++++ Records shown

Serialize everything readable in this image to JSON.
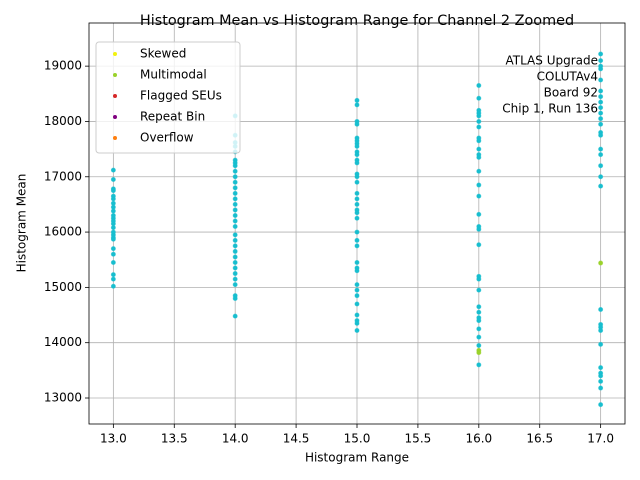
{
  "chart_data": {
    "type": "scatter",
    "title": "Histogram Mean vs Histogram Range for Channel 2 Zoomed",
    "x_label": "Histogram Range",
    "y_label": "Histogram Mean",
    "annotation": [
      "ATLAS Upgrade",
      "COLUTAv4",
      "Board 92",
      "Chip 1, Run 136"
    ],
    "xlim": [
      12.8,
      17.2
    ],
    "ylim": [
      12530,
      19780
    ],
    "xticks": [
      {
        "value": 13,
        "label": "13.0"
      },
      {
        "value": 13.5,
        "label": "13.5"
      },
      {
        "value": 14,
        "label": "14.0"
      },
      {
        "value": 14.5,
        "label": "14.5"
      },
      {
        "value": 15,
        "label": "15.0"
      },
      {
        "value": 15.5,
        "label": "15.5"
      },
      {
        "value": 16,
        "label": "16.0"
      },
      {
        "value": 16.5,
        "label": "16.5"
      },
      {
        "value": 17,
        "label": "17.0"
      }
    ],
    "yticks": [
      13000,
      14000,
      15000,
      16000,
      17000,
      18000,
      19000
    ],
    "grid": true,
    "legend": "upper left",
    "series": [
      {
        "color": "#17becf",
        "x": [
          13,
          13,
          13,
          13,
          13,
          13,
          13,
          13,
          13,
          13,
          13,
          13,
          13,
          13,
          13,
          13,
          13,
          13,
          13,
          13,
          13,
          13,
          13,
          13,
          14,
          14,
          14,
          14,
          14,
          14,
          14,
          14,
          14,
          14,
          14,
          14,
          14,
          14,
          14,
          14,
          14,
          14,
          14,
          14,
          14,
          14,
          14,
          14,
          14,
          14,
          14,
          14,
          14,
          14,
          14,
          14,
          15,
          15,
          15,
          15,
          15,
          15,
          15,
          15,
          15,
          15,
          15,
          15,
          15,
          15,
          15,
          15,
          15,
          15,
          15,
          15,
          15,
          15,
          15,
          15,
          15,
          15,
          15,
          15,
          15,
          15,
          15,
          15,
          15,
          15,
          15,
          16,
          16,
          16,
          16,
          16,
          16,
          16,
          16,
          16,
          16,
          16,
          16,
          16,
          16,
          16,
          16,
          16,
          16,
          16,
          16,
          16,
          16,
          16,
          16,
          16,
          16,
          16,
          16,
          16,
          16,
          17,
          17,
          17,
          17,
          17,
          17,
          17,
          17,
          17,
          17,
          17,
          17,
          17,
          17,
          17,
          17,
          17,
          17,
          17,
          17,
          17,
          17,
          17,
          17,
          17,
          17,
          17,
          17,
          17,
          17
        ],
        "values": [
          17120,
          16950,
          16780,
          16750,
          16650,
          16600,
          16520,
          16450,
          16380,
          16300,
          16250,
          16200,
          16150,
          16080,
          16000,
          15950,
          15900,
          15870,
          15700,
          15600,
          15450,
          15230,
          15150,
          15020,
          18100,
          17750,
          17620,
          17550,
          17450,
          17300,
          17250,
          17200,
          17100,
          17000,
          16900,
          16800,
          16700,
          16600,
          16500,
          16400,
          16300,
          16200,
          16100,
          15950,
          15850,
          15750,
          15650,
          15550,
          15450,
          15350,
          15250,
          15150,
          15050,
          14850,
          14800,
          14480,
          18380,
          18300,
          18000,
          17950,
          17700,
          17650,
          17600,
          17550,
          17450,
          17400,
          17300,
          17250,
          17050,
          17000,
          16900,
          16700,
          16600,
          16500,
          16400,
          16350,
          16250,
          16000,
          15850,
          15750,
          15450,
          15350,
          15300,
          15050,
          14950,
          14850,
          14700,
          14500,
          14400,
          14350,
          14220,
          18650,
          18420,
          18200,
          18150,
          18100,
          18000,
          17900,
          17700,
          17650,
          17500,
          17400,
          17350,
          17100,
          16850,
          16650,
          16320,
          16100,
          16050,
          15770,
          15200,
          15150,
          14950,
          14650,
          14550,
          14450,
          14400,
          14250,
          14100,
          13950,
          13600,
          19220,
          19100,
          19000,
          18950,
          18750,
          18550,
          18450,
          18350,
          18250,
          18150,
          18050,
          17950,
          17800,
          17750,
          17500,
          17400,
          17200,
          17000,
          16830,
          14600,
          14330,
          14280,
          14220,
          13970,
          13550,
          13450,
          13400,
          13300,
          13180,
          12880
        ]
      },
      {
        "name": "Skewed",
        "color": "#f2f20d",
        "x": [],
        "values": []
      },
      {
        "name": "Multimodal",
        "color": "#9ad22a",
        "x": [
          17,
          16,
          16
        ],
        "values": [
          15440,
          13860,
          13820
        ]
      },
      {
        "name": "Flagged SEUs",
        "color": "#d62728",
        "x": [],
        "values": []
      },
      {
        "name": "Repeat Bin",
        "color": "#800080",
        "x": [],
        "values": []
      },
      {
        "name": "Overflow",
        "color": "#ff7f0e",
        "x": [],
        "values": []
      }
    ]
  }
}
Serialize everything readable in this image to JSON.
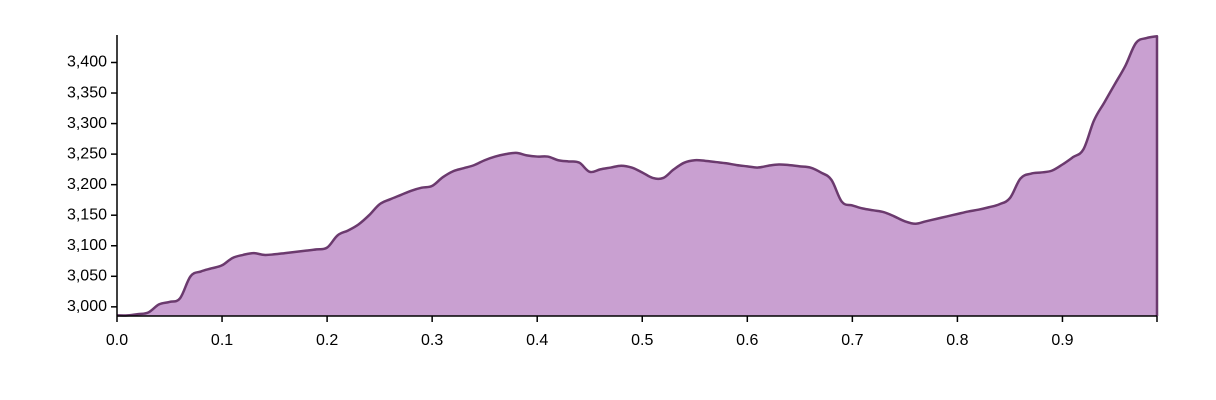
{
  "chart_data": {
    "type": "area",
    "xlim": [
      0,
      0.99
    ],
    "ylim": [
      2985,
      3445
    ],
    "x_ticks": [
      0.0,
      0.1,
      0.2,
      0.3,
      0.4,
      0.5,
      0.6,
      0.7,
      0.8,
      0.9
    ],
    "x_tick_labels": [
      "0.0",
      "0.1",
      "0.2",
      "0.3",
      "0.4",
      "0.5",
      "0.6",
      "0.7",
      "0.8",
      "0.9"
    ],
    "y_ticks": [
      3000,
      3050,
      3100,
      3150,
      3200,
      3250,
      3300,
      3350,
      3400
    ],
    "y_tick_labels": [
      "3,000",
      "3,050",
      "3,100",
      "3,150",
      "3,200",
      "3,250",
      "3,300",
      "3,350",
      "3,400"
    ],
    "grid": false,
    "legend": "none",
    "colors": {
      "fill": "#c9a0d1",
      "stroke": "#6b3a6e"
    },
    "series": [
      {
        "x": [
          0.0,
          0.01,
          0.02,
          0.03,
          0.04,
          0.05,
          0.06,
          0.07,
          0.08,
          0.09,
          0.1,
          0.11,
          0.12,
          0.13,
          0.14,
          0.15,
          0.16,
          0.17,
          0.18,
          0.19,
          0.2,
          0.21,
          0.22,
          0.23,
          0.24,
          0.25,
          0.26,
          0.27,
          0.28,
          0.29,
          0.3,
          0.31,
          0.32,
          0.33,
          0.34,
          0.35,
          0.36,
          0.37,
          0.38,
          0.39,
          0.4,
          0.41,
          0.42,
          0.43,
          0.44,
          0.45,
          0.46,
          0.47,
          0.48,
          0.49,
          0.5,
          0.51,
          0.52,
          0.53,
          0.54,
          0.55,
          0.56,
          0.57,
          0.58,
          0.59,
          0.6,
          0.61,
          0.62,
          0.63,
          0.64,
          0.65,
          0.66,
          0.67,
          0.68,
          0.69,
          0.7,
          0.71,
          0.72,
          0.73,
          0.74,
          0.75,
          0.76,
          0.77,
          0.78,
          0.79,
          0.8,
          0.81,
          0.82,
          0.83,
          0.84,
          0.85,
          0.86,
          0.87,
          0.88,
          0.89,
          0.9,
          0.91,
          0.92,
          0.93,
          0.94,
          0.95,
          0.96,
          0.97,
          0.98,
          0.99
        ],
        "y": [
          2986,
          2986,
          2988,
          2991,
          3004,
          3008,
          3014,
          3050,
          3058,
          3063,
          3068,
          3080,
          3085,
          3088,
          3085,
          3086,
          3088,
          3090,
          3092,
          3094,
          3097,
          3117,
          3125,
          3135,
          3150,
          3168,
          3176,
          3183,
          3190,
          3195,
          3198,
          3212,
          3222,
          3227,
          3232,
          3240,
          3246,
          3250,
          3252,
          3248,
          3246,
          3246,
          3240,
          3238,
          3236,
          3221,
          3225,
          3228,
          3231,
          3228,
          3220,
          3211,
          3211,
          3225,
          3236,
          3240,
          3239,
          3237,
          3235,
          3232,
          3230,
          3228,
          3231,
          3233,
          3232,
          3230,
          3228,
          3220,
          3208,
          3172,
          3166,
          3161,
          3158,
          3155,
          3148,
          3140,
          3136,
          3140,
          3144,
          3148,
          3152,
          3156,
          3159,
          3163,
          3168,
          3178,
          3210,
          3218,
          3220,
          3223,
          3233,
          3245,
          3258,
          3305,
          3335,
          3365,
          3395,
          3432,
          3440,
          3443
        ]
      }
    ]
  }
}
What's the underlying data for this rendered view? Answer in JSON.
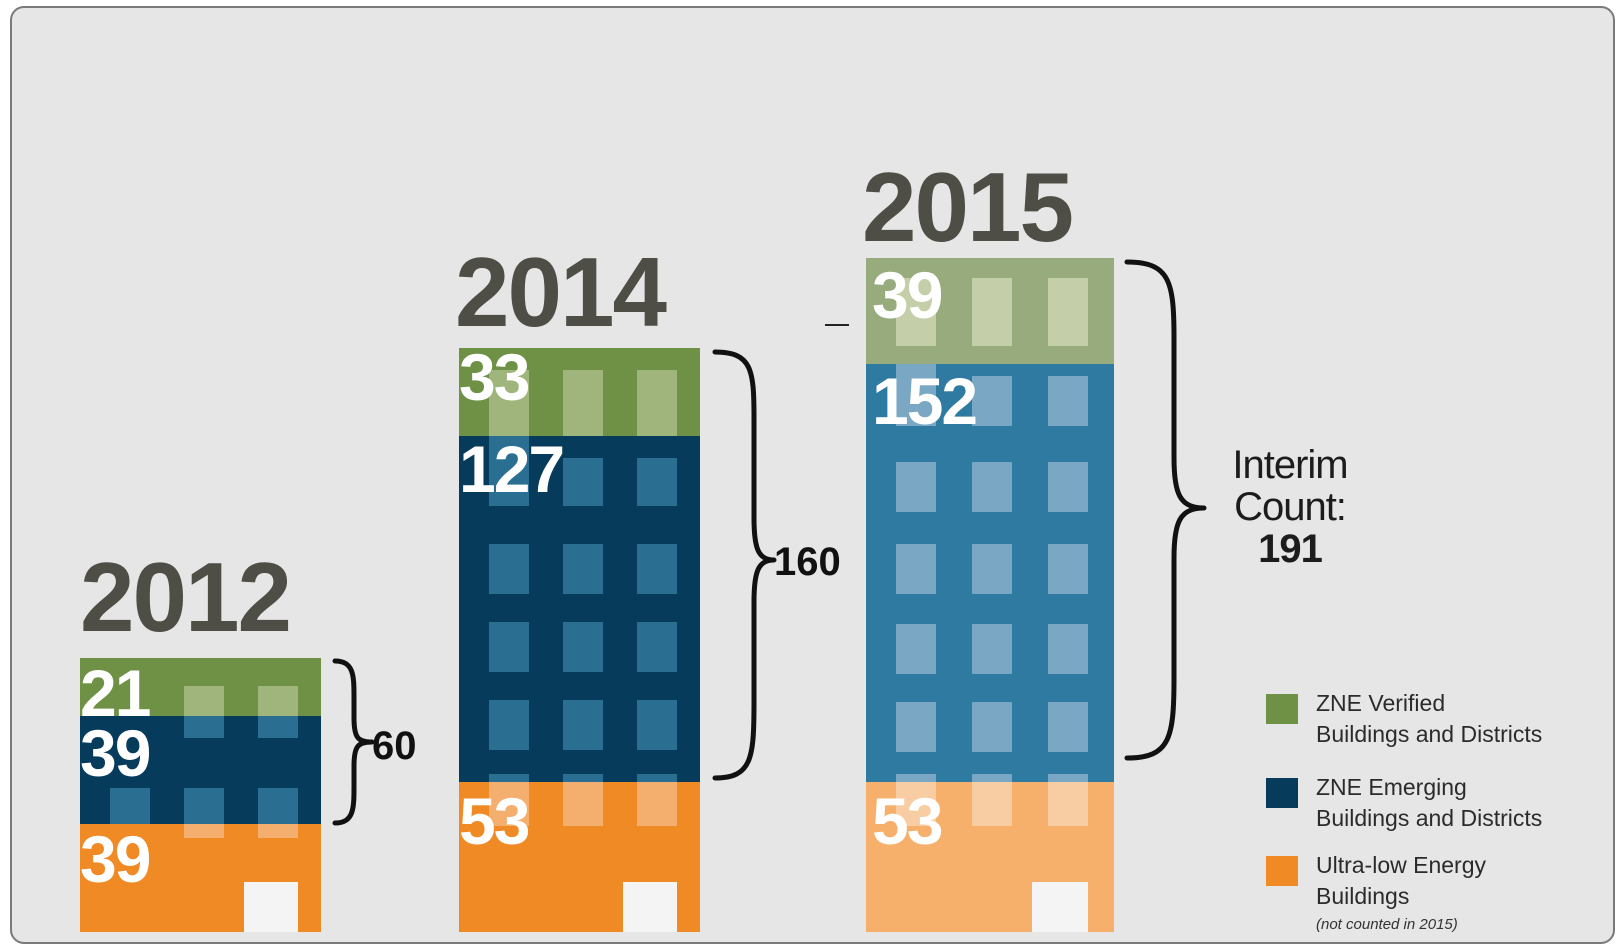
{
  "chart_data": {
    "type": "bar",
    "stacked": true,
    "categories": [
      "2012",
      "2014",
      "2015"
    ],
    "series": [
      {
        "name": "ZNE Verified Buildings and Districts",
        "values": [
          21,
          33,
          39
        ],
        "color": "#6e9145",
        "label_color": "#ffffff"
      },
      {
        "name": "ZNE Emerging Buildings and Districts",
        "values": [
          39,
          127,
          152
        ],
        "color": "#073b5c",
        "color_2015": "#2f7aa1"
      },
      {
        "name": "Ultra-low Energy Buildings",
        "values": [
          39,
          53,
          53
        ],
        "color": "#f08a24",
        "color_2015": "#f7b06c"
      }
    ],
    "totals": [
      {
        "year": "2012",
        "label": "60"
      },
      {
        "year": "2014",
        "label": "160"
      },
      {
        "year": "2015",
        "label_lines": [
          "Interim",
          "Count:"
        ],
        "value": "191"
      }
    ],
    "legend": {
      "placement": "bottom-right",
      "items": [
        {
          "line1": "ZNE Verified",
          "line2": "Buildings and Districts",
          "color": "#6e9145"
        },
        {
          "line1": "ZNE Emerging",
          "line2": "Buildings and Districts",
          "color": "#073b5c"
        },
        {
          "line1": "Ultra-low Energy",
          "line2": "Buildings",
          "note": "(not counted in 2015)",
          "color": "#f08a24"
        }
      ]
    },
    "window_colors": {
      "verified": "#9fb57c",
      "verified_2015": "#c4cfaa",
      "emerging": "#2a6f92",
      "emerging_2015": "#7aa8c4",
      "ultralow": "#f4ae6d",
      "ultralow_2015": "#f9cda3"
    }
  }
}
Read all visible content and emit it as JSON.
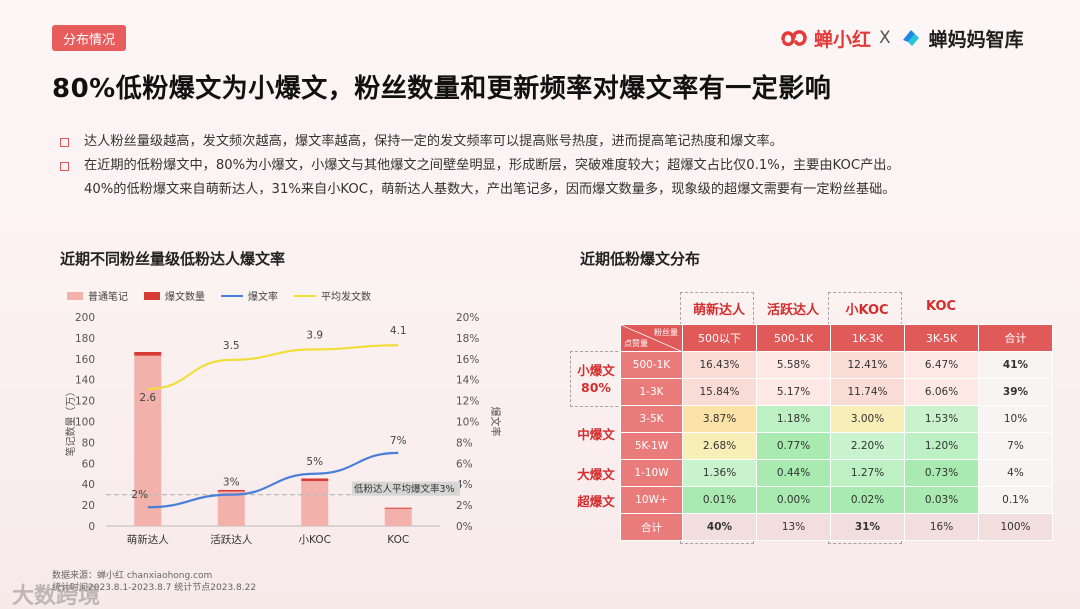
{
  "tag": "分布情况",
  "brand": {
    "left": "蝉小红",
    "x": "X",
    "right": "蝉妈妈智库"
  },
  "headline": "80%低粉爆文为小爆文，粉丝数量和更新频率对爆文率有一定影响",
  "bullets": [
    "达人粉丝量级越高，发文频次越高，爆文率越高，保持一定的发文频率可以提高账号热度，进而提高笔记热度和爆文率。",
    "在近期的低粉爆文中，80%为小爆文，小爆文与其他爆文之间壁垒明显，形成断层，突破难度较大；超爆文占比仅0.1%，主要由KOC产出。",
    "40%的低粉爆文来自萌新达人，31%来自小KOC，萌新达人基数大，产出笔记多，因而爆文数量多，现象级的超爆文需要有一定粉丝基础。"
  ],
  "left_title": "近期不同粉丝量级低粉达人爆文率",
  "right_title": "近期低粉爆文分布",
  "colors": {
    "bar": "#f3b1ac",
    "bar_top": "#d83b35",
    "rate": "#4a7fd9",
    "avg": "#f2de3a",
    "accent": "#e05a5a"
  },
  "chart_data": {
    "type": "bar",
    "title": "近期不同粉丝量级低粉达人爆文率",
    "categories": [
      "萌新达人",
      "活跃达人",
      "小KOC",
      "KOC"
    ],
    "legend": [
      "普通笔记",
      "爆文数量",
      "爆文率",
      "平均发文数"
    ],
    "ylabel_left": "笔记数量（万）",
    "ylabel_right": "爆文率",
    "ylim_left": [
      0,
      200
    ],
    "yticks_left": [
      "0",
      "20",
      "40",
      "60",
      "80",
      "100",
      "120",
      "140",
      "160",
      "180",
      "200"
    ],
    "ylim_right": [
      0,
      20
    ],
    "yticks_right": [
      "0%",
      "2%",
      "4%",
      "6%",
      "8%",
      "10%",
      "12%",
      "14%",
      "16%",
      "18%",
      "20%"
    ],
    "series": [
      {
        "name": "普通笔记",
        "type": "bar",
        "values": [
          163,
          33,
          43,
          16.5
        ]
      },
      {
        "name": "爆文数量",
        "type": "bar",
        "values": [
          3.5,
          1.5,
          2.5,
          1.0
        ]
      },
      {
        "name": "爆文率",
        "type": "line",
        "axis": "right",
        "values": [
          1.8,
          3.0,
          5.0,
          7.0
        ],
        "labels": [
          "2%",
          "3%",
          "5%",
          "7%"
        ]
      },
      {
        "name": "平均发文数",
        "type": "line",
        "axis": "right",
        "values": [
          13.1,
          15.9,
          16.9,
          17.3
        ],
        "labels": [
          "2.6",
          "3.5",
          "3.9",
          "4.1"
        ]
      }
    ],
    "reference_line": {
      "label": "低粉达人平均爆文率3%",
      "value": 3.0,
      "axis": "right"
    }
  },
  "table": {
    "corner_top": "粉丝量",
    "corner_bottom": "点赞量",
    "col_groups": [
      "萌新达人",
      "活跃达人",
      "小KOC",
      "KOC"
    ],
    "col_headers": [
      "500以下",
      "500-1K",
      "1K-3K",
      "3K-5K",
      "合计"
    ],
    "row_groups": [
      "小爆文80%",
      "中爆文",
      "大爆文",
      "超爆文"
    ],
    "rows": [
      {
        "label": "500-1K",
        "cells": [
          "16.43%",
          "5.58%",
          "12.41%",
          "6.47%",
          "41%"
        ]
      },
      {
        "label": "1-3K",
        "cells": [
          "15.84%",
          "5.17%",
          "11.74%",
          "6.06%",
          "39%"
        ]
      },
      {
        "label": "3-5K",
        "cells": [
          "3.87%",
          "1.18%",
          "3.00%",
          "1.53%",
          "10%"
        ]
      },
      {
        "label": "5K-1W",
        "cells": [
          "2.68%",
          "0.77%",
          "2.20%",
          "1.20%",
          "7%"
        ]
      },
      {
        "label": "1-10W",
        "cells": [
          "1.36%",
          "0.44%",
          "1.27%",
          "0.73%",
          "4%"
        ]
      },
      {
        "label": "10W+",
        "cells": [
          "0.01%",
          "0.00%",
          "0.02%",
          "0.03%",
          "0.1%"
        ]
      },
      {
        "label": "合计",
        "cells": [
          "40%",
          "13%",
          "31%",
          "16%",
          "100%"
        ]
      }
    ]
  },
  "source": {
    "line1": "数据来源：蝉小红 chanxiaohong.com",
    "line2": "统计时间2023.8.1-2023.8.7 统计节点2023.8.22"
  },
  "watermark": "大数跨境"
}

++++++++

| Exercise goal |
From the entries above, collect every line with the string "name" in it.

| Output for this task |
        "name": "Skewed",
        "name": "Multimodal",
        "name": "Flagged SEUs",
        "name": "Repeat Bin",
        "name": "Overflow",
        "name": "ZNE Verified Buildings and Districts",
        "name": "ZNE Emerging Buildings and Districts",
        "name": "Ultra-low Energy Buildings",
        "name": "普通笔记",
        "name": "爆文数量",
        "name": "爆文率",
        "name": "平均发文数",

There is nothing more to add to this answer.